**AIM OF THE EXERCISE**
Repeat each record exactly as written, and drop any images.

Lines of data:
§ §

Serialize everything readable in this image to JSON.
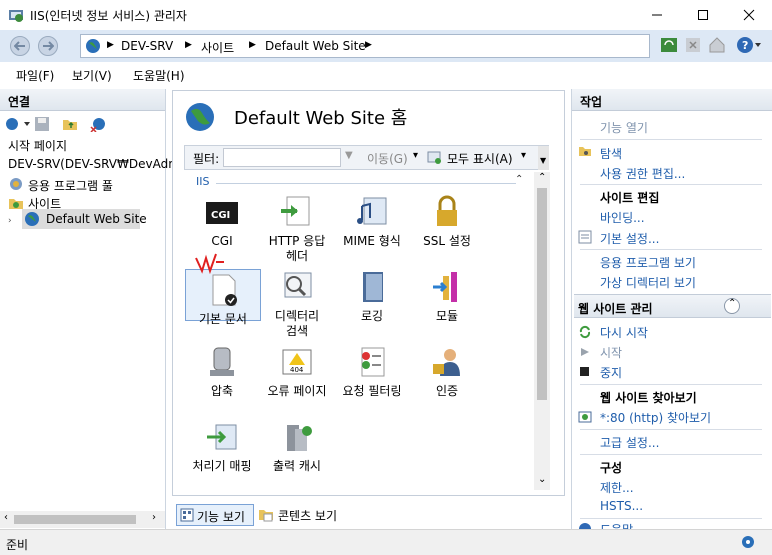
{
  "window": {
    "title": "IIS(인터넷 정보 서비스) 관리자"
  },
  "address": {
    "crumbs": [
      "DEV-SRV",
      "사이트",
      "Default Web Site"
    ]
  },
  "menu": {
    "items": [
      "파일(F)",
      "보기(V)",
      "도움말(H)"
    ]
  },
  "connections": {
    "header": "연결",
    "tree": {
      "start": "시작 페이지",
      "server": "DEV-SRV(DEV-SRV₩DevAdm",
      "apppools": "응용 프로그램 풀",
      "sites": "사이트",
      "site": "Default Web Site"
    }
  },
  "center": {
    "title": "Default Web Site 홈",
    "filter": {
      "label": "필터:",
      "go": "이동(G)",
      "showall": "모두 표시(A)"
    },
    "group": "IIS",
    "features": [
      {
        "label": "CGI",
        "icon": "cgi-icon"
      },
      {
        "label": "HTTP 응답\n헤더",
        "icon": "http-headers-icon"
      },
      {
        "label": "MIME 형식",
        "icon": "mime-icon"
      },
      {
        "label": "SSL 설정",
        "icon": "lock-icon"
      },
      {
        "label": "기본 문서",
        "icon": "default-document-icon"
      },
      {
        "label": "디렉터리\n검색",
        "icon": "directory-browsing-icon"
      },
      {
        "label": "로깅",
        "icon": "logging-icon"
      },
      {
        "label": "모듈",
        "icon": "modules-icon"
      },
      {
        "label": "압축",
        "icon": "compression-icon"
      },
      {
        "label": "오류 페이지",
        "icon": "error-pages-icon"
      },
      {
        "label": "요청 필터링",
        "icon": "request-filtering-icon"
      },
      {
        "label": "인증",
        "icon": "authentication-icon"
      },
      {
        "label": "처리기 매핑",
        "icon": "handler-mappings-icon"
      },
      {
        "label": "출력 캐시",
        "icon": "output-cache-icon"
      }
    ],
    "tabs": {
      "features": "기능 보기",
      "content": "콘텐츠 보기"
    }
  },
  "actions": {
    "header": "작업",
    "open_feature": "기능 열기",
    "explore": "탐색",
    "edit_permissions": "사용 권한 편집...",
    "edit_site": "사이트 편집",
    "bindings": "바인딩...",
    "basic_settings": "기본 설정...",
    "view_apps": "응용 프로그램 보기",
    "view_vdirs": "가상 디렉터리 보기",
    "manage_site": "웹 사이트 관리",
    "restart": "다시 시작",
    "start": "시작",
    "stop": "중지",
    "browse_site": "웹 사이트 찾아보기",
    "browse_80": "*:80 (http) 찾아보기",
    "advanced": "고급 설정...",
    "configure": "구성",
    "limits": "제한...",
    "hsts": "HSTS...",
    "help": "도움말"
  },
  "status": {
    "text": "준비"
  }
}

§ §

**RESPONSE TO THE TASK**
Serialize everything readable in this image to JSON.
{
  "window": {
    "title": "IIS(인터넷 정보 서비스) 관리자"
  },
  "address": {
    "crumbs": [
      "DEV-SRV",
      "사이트",
      "Default Web Site"
    ]
  },
  "menu": {
    "items": [
      "파일(F)",
      "보기(V)",
      "도움말(H)"
    ]
  },
  "connections": {
    "header": "연결",
    "tree": {
      "start": "시작 페이지",
      "server": "DEV-SRV(DEV-SRV₩DevAdm",
      "apppools": "응용 프로그램 풀",
      "sites": "사이트",
      "site": "Default Web Site"
    }
  },
  "center": {
    "title": "Default Web Site 홈",
    "filter": {
      "label": "필터:",
      "go": "이동(G)",
      "showall": "모두 표시(A)"
    },
    "group": "IIS",
    "features": [
      {
        "label": "CGI",
        "icon": "cgi-icon"
      },
      {
        "label": "HTTP 응답\n헤더",
        "icon": "http-headers-icon"
      },
      {
        "label": "MIME 형식",
        "icon": "mime-icon"
      },
      {
        "label": "SSL 설정",
        "icon": "lock-icon"
      },
      {
        "label": "기본 문서",
        "icon": "default-document-icon"
      },
      {
        "label": "디렉터리\n검색",
        "icon": "directory-browsing-icon"
      },
      {
        "label": "로깅",
        "icon": "logging-icon"
      },
      {
        "label": "모듈",
        "icon": "modules-icon"
      },
      {
        "label": "압축",
        "icon": "compression-icon"
      },
      {
        "label": "오류 페이지",
        "icon": "error-pages-icon"
      },
      {
        "label": "요청 필터링",
        "icon": "request-filtering-icon"
      },
      {
        "label": "인증",
        "icon": "authentication-icon"
      },
      {
        "label": "처리기 매핑",
        "icon": "handler-mappings-icon"
      },
      {
        "label": "출력 캐시",
        "icon": "output-cache-icon"
      }
    ],
    "tabs": {
      "features": "기능 보기",
      "content": "콘텐츠 보기"
    }
  },
  "actions": {
    "header": "작업",
    "open_feature": "기능 열기",
    "explore": "탐색",
    "edit_permissions": "사용 권한 편집...",
    "edit_site": "사이트 편집",
    "bindings": "바인딩...",
    "basic_settings": "기본 설정...",
    "view_apps": "응용 프로그램 보기",
    "view_vdirs": "가상 디렉터리 보기",
    "manage_site": "웹 사이트 관리",
    "restart": "다시 시작",
    "start": "시작",
    "stop": "중지",
    "browse_site": "웹 사이트 찾아보기",
    "browse_80": "*:80 (http) 찾아보기",
    "advanced": "고급 설정...",
    "configure": "구성",
    "limits": "제한...",
    "hsts": "HSTS...",
    "help": "도움말"
  },
  "status": {
    "text": "준비"
  }
}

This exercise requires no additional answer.